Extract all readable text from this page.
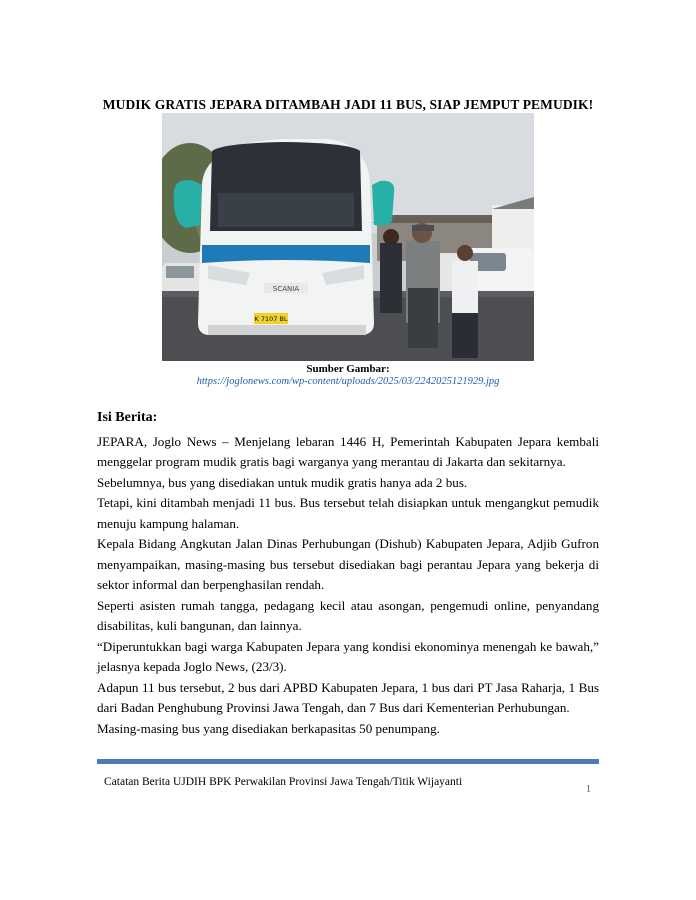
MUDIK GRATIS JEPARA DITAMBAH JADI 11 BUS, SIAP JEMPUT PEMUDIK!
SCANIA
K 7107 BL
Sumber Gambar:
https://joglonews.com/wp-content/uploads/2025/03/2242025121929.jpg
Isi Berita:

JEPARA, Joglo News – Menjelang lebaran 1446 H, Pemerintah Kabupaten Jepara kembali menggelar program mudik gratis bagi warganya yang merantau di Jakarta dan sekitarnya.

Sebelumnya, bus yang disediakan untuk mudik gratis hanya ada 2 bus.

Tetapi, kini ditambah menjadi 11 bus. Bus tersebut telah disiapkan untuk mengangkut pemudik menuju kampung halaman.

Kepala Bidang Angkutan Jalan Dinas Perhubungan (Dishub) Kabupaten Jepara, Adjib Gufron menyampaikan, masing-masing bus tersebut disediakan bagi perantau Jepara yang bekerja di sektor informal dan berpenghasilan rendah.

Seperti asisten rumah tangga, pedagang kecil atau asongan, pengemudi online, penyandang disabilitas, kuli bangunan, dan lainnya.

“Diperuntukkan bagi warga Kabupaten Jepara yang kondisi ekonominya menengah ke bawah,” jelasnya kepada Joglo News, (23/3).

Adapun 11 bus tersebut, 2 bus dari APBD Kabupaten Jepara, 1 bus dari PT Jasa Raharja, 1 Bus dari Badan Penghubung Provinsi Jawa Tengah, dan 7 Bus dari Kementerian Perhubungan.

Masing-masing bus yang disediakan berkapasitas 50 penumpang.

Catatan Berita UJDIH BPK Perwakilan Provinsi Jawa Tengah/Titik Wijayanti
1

────────

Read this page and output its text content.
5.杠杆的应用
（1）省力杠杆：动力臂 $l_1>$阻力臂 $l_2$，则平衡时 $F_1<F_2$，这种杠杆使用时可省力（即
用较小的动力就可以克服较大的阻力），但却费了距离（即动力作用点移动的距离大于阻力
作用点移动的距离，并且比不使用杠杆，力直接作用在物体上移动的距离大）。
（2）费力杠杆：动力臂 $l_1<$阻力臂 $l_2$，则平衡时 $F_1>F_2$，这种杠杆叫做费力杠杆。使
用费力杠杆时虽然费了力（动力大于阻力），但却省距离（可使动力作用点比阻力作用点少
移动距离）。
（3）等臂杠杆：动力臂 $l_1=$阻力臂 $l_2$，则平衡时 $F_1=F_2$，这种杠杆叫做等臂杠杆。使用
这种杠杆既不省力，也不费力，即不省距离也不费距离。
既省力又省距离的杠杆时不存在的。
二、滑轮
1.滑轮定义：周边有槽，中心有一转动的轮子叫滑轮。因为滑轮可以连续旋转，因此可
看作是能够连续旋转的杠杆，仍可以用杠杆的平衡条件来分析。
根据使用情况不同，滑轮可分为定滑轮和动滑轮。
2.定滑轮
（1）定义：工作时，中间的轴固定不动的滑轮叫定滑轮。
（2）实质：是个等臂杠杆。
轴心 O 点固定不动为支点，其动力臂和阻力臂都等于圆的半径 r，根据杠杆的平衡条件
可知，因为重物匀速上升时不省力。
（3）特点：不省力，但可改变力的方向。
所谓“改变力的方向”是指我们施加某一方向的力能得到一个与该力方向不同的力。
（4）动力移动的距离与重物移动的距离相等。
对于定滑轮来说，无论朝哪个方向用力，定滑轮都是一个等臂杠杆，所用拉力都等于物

────────

## Goal of the exercise
Note every line above where the string "Jawa" shows up, and copy those lines.

## The response
Adapun 11 bus tersebut, 2 bus dari APBD Kabupaten Jepara, 1 bus dari PT Jasa Raharja, 1 Bus dari Badan Penghubung Provinsi Jawa Tengah, dan 7 Bus dari Kementerian Perhubungan.
Catatan Berita UJDIH BPK Perwakilan Provinsi Jawa Tengah/Titik Wijayanti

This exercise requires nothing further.